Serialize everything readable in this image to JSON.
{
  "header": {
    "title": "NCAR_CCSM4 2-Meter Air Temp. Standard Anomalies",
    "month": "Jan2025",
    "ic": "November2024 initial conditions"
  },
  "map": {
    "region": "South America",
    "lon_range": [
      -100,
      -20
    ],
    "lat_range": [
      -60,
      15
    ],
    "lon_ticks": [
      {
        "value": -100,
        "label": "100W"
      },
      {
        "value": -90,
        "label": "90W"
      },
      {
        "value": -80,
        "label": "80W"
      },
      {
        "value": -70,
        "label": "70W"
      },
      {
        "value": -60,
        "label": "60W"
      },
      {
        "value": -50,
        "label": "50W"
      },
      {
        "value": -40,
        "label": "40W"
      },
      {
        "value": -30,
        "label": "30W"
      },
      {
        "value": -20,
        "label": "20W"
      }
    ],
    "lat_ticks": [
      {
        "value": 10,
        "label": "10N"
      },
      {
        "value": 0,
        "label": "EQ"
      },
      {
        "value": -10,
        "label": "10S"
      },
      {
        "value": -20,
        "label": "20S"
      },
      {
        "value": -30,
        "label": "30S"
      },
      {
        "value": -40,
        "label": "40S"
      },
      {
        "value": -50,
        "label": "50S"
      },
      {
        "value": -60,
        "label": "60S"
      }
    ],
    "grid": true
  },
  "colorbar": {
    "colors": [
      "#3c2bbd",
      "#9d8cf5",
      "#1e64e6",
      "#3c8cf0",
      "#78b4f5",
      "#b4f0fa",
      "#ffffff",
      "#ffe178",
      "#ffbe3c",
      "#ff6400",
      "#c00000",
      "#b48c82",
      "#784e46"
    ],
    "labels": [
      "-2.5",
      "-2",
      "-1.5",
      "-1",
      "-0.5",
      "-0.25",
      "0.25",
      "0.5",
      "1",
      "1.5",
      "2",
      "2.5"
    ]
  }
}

WHAT YOU HAVE TO DO >>
Please output every record, keeping each line exact.

OUTPUT OF THE TASK >>
Serialize everything readable in this image to JSON.
{
  "header": {
    "title": "NCAR_CCSM4 2-Meter Air Temp. Standard Anomalies",
    "month": "Jan2025",
    "ic": "November2024 initial conditions"
  },
  "map": {
    "region": "South America",
    "lon_range": [
      -100,
      -20
    ],
    "lat_range": [
      -60,
      15
    ],
    "lon_ticks": [
      {
        "value": -100,
        "label": "100W"
      },
      {
        "value": -90,
        "label": "90W"
      },
      {
        "value": -80,
        "label": "80W"
      },
      {
        "value": -70,
        "label": "70W"
      },
      {
        "value": -60,
        "label": "60W"
      },
      {
        "value": -50,
        "label": "50W"
      },
      {
        "value": -40,
        "label": "40W"
      },
      {
        "value": -30,
        "label": "30W"
      },
      {
        "value": -20,
        "label": "20W"
      }
    ],
    "lat_ticks": [
      {
        "value": 10,
        "label": "10N"
      },
      {
        "value": 0,
        "label": "EQ"
      },
      {
        "value": -10,
        "label": "10S"
      },
      {
        "value": -20,
        "label": "20S"
      },
      {
        "value": -30,
        "label": "30S"
      },
      {
        "value": -40,
        "label": "40S"
      },
      {
        "value": -50,
        "label": "50S"
      },
      {
        "value": -60,
        "label": "60S"
      }
    ],
    "grid": true
  },
  "colorbar": {
    "colors": [
      "#3c2bbd",
      "#9d8cf5",
      "#1e64e6",
      "#3c8cf0",
      "#78b4f5",
      "#b4f0fa",
      "#ffffff",
      "#ffe178",
      "#ffbe3c",
      "#ff6400",
      "#c00000",
      "#b48c82",
      "#784e46"
    ],
    "labels": [
      "-2.5",
      "-2",
      "-1.5",
      "-1",
      "-0.5",
      "-0.25",
      "0.25",
      "0.5",
      "1",
      "1.5",
      "2",
      "2.5"
    ]
  }
}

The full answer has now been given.